THE PROBLEM >> Copy out the material below, substituting "legend-marker" for each occurrence of "legend-swatch" and leaving everything else unchanged.

RECORDS FOR THE EXERCISE >>
## Begin

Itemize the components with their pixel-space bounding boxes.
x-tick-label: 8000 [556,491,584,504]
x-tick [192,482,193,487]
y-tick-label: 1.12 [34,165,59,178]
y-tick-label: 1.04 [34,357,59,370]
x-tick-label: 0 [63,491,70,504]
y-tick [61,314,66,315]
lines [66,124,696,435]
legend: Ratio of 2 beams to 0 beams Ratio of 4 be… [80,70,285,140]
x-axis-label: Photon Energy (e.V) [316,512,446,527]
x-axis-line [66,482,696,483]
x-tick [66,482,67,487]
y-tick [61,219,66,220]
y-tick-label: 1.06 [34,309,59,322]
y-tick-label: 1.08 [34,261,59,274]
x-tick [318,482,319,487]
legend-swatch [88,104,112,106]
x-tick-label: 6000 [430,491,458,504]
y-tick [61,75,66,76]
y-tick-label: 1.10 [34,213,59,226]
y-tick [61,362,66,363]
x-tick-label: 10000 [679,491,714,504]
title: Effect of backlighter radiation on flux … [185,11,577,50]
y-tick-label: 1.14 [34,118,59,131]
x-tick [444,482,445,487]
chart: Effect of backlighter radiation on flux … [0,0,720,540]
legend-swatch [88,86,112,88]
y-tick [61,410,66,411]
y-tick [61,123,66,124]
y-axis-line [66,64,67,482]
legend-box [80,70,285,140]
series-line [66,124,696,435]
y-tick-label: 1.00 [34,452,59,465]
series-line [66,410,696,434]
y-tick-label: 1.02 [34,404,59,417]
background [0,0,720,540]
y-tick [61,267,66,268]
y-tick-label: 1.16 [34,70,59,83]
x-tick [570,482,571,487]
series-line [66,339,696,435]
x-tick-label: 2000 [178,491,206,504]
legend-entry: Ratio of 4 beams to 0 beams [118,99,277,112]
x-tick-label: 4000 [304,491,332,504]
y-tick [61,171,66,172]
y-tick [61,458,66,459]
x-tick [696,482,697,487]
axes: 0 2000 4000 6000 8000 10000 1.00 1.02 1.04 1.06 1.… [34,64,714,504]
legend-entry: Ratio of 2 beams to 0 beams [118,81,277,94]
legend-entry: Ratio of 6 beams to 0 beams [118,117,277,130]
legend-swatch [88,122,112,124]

## End

EXERCISE ANSWER >>
Itemize the components with their pixel-space bounding boxes.
x-tick-label: 8000 [556,491,584,504]
x-tick [192,482,193,487]
y-tick-label: 1.12 [34,165,59,178]
y-tick-label: 1.04 [34,357,59,370]
x-tick-label: 0 [63,491,70,504]
y-tick [61,314,66,315]
lines [66,124,696,435]
legend: Ratio of 2 beams to 0 beams Ratio of 4 be… [80,70,285,140]
x-axis-label: Photon Energy (e.V) [316,512,446,527]
x-axis-line [66,482,696,483]
x-tick [66,482,67,487]
y-tick [61,219,66,220]
y-tick-label: 1.06 [34,309,59,322]
y-tick-label: 1.08 [34,261,59,274]
x-tick [318,482,319,487]
legend-marker [88,104,112,106]
x-tick-label: 6000 [430,491,458,504]
y-tick [61,75,66,76]
y-tick-label: 1.10 [34,213,59,226]
y-tick [61,362,66,363]
x-tick-label: 10000 [679,491,714,504]
title: Effect of backlighter radiation on flux … [185,11,577,50]
y-tick-label: 1.14 [34,118,59,131]
x-tick [444,482,445,487]
chart: Effect of backlighter radiation on flux … [0,0,720,540]
legend-marker [88,86,112,88]
y-tick [61,410,66,411]
y-tick [61,123,66,124]
y-axis-line [66,64,67,482]
legend-box [80,70,285,140]
series-line [66,124,696,435]
y-tick-label: 1.00 [34,452,59,465]
series-line [66,410,696,434]
y-tick-label: 1.02 [34,404,59,417]
background [0,0,720,540]
y-tick [61,267,66,268]
y-tick-label: 1.16 [34,70,59,83]
x-tick [570,482,571,487]
series-line [66,339,696,435]
x-tick-label: 2000 [178,491,206,504]
legend-entry: Ratio of 4 beams to 0 beams [118,99,277,112]
x-tick-label: 4000 [304,491,332,504]
y-tick [61,171,66,172]
y-tick [61,458,66,459]
x-tick [696,482,697,487]
axes: 0 2000 4000 6000 8000 10000 1.00 1.02 1.04 1.06 1.… [34,64,714,504]
legend-entry: Ratio of 2 beams to 0 beams [118,81,277,94]
legend-entry: Ratio of 6 beams to 0 beams [118,117,277,130]
legend-marker [88,122,112,124]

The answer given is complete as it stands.